** BEGIN RECORDS PROVIDED **
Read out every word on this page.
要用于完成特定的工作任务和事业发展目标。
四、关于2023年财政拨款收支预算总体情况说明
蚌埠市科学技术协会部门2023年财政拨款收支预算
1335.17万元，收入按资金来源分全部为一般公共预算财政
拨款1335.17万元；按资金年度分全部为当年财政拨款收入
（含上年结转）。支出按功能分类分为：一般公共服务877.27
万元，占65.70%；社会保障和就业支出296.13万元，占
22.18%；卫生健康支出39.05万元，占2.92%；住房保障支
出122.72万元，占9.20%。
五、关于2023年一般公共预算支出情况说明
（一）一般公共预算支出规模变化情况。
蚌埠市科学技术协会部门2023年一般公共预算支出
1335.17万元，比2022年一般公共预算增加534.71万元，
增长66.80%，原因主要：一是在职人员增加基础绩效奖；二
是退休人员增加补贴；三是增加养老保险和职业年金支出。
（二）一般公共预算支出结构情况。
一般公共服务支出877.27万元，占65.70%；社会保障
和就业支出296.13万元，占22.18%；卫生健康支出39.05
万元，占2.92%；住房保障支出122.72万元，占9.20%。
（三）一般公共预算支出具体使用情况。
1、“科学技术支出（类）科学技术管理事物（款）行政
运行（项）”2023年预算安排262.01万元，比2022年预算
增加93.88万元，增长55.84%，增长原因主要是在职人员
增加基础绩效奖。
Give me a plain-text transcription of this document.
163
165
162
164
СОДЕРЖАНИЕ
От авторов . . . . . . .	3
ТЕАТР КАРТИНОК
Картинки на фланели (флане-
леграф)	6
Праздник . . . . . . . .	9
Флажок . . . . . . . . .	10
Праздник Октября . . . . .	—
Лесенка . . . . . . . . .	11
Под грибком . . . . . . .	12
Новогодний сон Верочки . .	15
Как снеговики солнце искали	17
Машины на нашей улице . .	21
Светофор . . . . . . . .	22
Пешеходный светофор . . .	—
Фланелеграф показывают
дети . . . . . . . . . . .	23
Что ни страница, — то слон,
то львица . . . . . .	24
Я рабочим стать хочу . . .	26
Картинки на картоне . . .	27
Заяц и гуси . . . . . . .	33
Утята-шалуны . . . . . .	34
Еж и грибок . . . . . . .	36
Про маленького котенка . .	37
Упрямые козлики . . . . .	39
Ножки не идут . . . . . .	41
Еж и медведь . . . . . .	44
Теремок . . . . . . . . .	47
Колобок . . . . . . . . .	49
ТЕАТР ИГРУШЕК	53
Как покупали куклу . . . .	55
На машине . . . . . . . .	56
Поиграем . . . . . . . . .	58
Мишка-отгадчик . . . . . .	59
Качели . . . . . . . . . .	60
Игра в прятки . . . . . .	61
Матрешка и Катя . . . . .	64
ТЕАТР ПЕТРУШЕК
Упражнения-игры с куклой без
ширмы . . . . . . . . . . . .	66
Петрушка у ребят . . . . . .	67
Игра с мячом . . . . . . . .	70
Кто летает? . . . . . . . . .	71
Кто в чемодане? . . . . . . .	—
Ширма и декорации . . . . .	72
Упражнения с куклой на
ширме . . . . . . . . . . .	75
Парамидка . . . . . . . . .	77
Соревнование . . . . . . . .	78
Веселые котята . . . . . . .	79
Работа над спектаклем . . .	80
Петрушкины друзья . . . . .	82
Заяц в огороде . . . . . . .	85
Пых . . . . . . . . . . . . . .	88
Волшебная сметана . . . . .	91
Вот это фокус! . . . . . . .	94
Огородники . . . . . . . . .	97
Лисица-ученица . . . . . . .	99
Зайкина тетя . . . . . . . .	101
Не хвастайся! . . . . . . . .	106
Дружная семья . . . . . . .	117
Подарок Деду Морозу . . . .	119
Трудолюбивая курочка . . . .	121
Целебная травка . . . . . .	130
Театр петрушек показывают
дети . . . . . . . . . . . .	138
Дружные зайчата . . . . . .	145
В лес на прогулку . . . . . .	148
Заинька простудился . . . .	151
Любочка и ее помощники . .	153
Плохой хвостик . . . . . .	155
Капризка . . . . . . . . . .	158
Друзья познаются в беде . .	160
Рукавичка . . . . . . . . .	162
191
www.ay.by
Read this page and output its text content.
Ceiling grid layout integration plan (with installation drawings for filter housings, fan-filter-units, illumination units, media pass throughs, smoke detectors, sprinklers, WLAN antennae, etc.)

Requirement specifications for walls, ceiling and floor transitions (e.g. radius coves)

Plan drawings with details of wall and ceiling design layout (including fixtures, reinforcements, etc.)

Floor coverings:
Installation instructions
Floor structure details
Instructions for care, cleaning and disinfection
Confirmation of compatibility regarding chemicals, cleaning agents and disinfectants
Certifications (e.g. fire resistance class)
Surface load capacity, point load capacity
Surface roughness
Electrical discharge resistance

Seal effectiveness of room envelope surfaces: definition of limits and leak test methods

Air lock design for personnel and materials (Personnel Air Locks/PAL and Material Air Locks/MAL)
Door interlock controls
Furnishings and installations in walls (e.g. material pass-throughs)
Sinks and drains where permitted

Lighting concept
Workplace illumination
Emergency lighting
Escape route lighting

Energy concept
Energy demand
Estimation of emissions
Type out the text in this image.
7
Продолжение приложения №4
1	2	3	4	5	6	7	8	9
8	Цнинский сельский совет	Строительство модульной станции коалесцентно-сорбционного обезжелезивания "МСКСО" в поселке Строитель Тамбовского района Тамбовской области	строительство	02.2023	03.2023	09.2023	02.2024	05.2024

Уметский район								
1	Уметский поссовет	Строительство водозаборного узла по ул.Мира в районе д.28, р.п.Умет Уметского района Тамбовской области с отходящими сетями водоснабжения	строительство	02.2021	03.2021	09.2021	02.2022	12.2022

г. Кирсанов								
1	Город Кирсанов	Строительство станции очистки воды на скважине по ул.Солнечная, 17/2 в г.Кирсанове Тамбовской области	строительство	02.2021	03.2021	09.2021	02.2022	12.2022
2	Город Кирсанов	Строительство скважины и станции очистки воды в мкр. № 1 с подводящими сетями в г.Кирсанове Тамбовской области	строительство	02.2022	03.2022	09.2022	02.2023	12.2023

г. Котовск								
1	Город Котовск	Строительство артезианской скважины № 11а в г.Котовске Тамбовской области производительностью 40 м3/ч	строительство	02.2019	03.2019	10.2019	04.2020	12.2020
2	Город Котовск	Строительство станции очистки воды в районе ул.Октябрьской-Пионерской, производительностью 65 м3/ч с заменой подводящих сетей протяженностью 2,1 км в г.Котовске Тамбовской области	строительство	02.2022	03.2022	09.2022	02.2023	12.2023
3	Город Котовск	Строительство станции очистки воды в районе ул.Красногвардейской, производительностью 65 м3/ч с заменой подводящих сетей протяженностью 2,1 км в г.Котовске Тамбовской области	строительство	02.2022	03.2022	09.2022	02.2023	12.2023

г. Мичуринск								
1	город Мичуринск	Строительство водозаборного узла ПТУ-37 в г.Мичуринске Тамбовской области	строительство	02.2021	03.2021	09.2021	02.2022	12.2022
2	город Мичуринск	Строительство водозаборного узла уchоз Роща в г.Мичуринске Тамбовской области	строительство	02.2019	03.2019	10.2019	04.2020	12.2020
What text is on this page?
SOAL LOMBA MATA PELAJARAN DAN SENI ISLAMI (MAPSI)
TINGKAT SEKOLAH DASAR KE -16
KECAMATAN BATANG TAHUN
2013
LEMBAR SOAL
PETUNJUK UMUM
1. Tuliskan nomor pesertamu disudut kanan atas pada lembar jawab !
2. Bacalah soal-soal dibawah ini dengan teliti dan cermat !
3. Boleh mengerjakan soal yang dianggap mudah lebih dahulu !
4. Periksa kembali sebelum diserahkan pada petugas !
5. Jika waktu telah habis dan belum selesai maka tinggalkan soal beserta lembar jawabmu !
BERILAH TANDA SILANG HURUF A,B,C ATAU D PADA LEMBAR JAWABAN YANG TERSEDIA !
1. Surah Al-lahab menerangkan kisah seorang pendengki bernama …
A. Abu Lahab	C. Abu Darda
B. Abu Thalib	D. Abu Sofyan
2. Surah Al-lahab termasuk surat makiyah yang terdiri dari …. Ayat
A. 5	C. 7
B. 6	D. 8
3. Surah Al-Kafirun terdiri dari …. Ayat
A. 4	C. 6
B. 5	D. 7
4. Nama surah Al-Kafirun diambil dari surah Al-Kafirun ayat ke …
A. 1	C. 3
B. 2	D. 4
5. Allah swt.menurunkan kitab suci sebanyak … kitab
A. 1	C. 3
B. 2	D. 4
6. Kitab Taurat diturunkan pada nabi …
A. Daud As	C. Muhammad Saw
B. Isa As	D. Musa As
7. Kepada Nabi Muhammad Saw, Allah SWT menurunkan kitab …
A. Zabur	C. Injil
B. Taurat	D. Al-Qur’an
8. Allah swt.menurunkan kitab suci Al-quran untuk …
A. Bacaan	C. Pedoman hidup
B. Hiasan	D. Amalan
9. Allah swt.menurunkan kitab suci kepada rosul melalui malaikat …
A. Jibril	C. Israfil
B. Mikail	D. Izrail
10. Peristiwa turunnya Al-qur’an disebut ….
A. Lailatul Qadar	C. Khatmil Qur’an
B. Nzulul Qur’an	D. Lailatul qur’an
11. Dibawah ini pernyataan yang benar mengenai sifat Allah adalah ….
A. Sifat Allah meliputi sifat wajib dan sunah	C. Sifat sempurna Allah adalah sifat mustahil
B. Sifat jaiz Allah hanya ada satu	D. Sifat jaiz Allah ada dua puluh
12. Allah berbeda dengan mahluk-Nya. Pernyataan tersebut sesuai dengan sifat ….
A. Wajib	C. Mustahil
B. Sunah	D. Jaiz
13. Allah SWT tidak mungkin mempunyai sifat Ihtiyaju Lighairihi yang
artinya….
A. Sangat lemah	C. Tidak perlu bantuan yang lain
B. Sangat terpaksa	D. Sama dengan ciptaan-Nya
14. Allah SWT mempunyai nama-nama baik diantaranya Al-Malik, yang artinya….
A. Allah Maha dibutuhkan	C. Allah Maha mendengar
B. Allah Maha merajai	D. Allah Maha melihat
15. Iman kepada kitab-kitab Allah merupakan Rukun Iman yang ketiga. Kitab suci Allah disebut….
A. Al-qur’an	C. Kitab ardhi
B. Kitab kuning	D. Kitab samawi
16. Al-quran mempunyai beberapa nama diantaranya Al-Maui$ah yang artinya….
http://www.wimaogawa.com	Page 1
** END RECORDS PROVIDED **
TASK BRIEF: Return each full line of the entries that contains the word "показывают".

ANSWER TO THE PROBLEM:
Фланелеграф показывают
Театр петрушек показывают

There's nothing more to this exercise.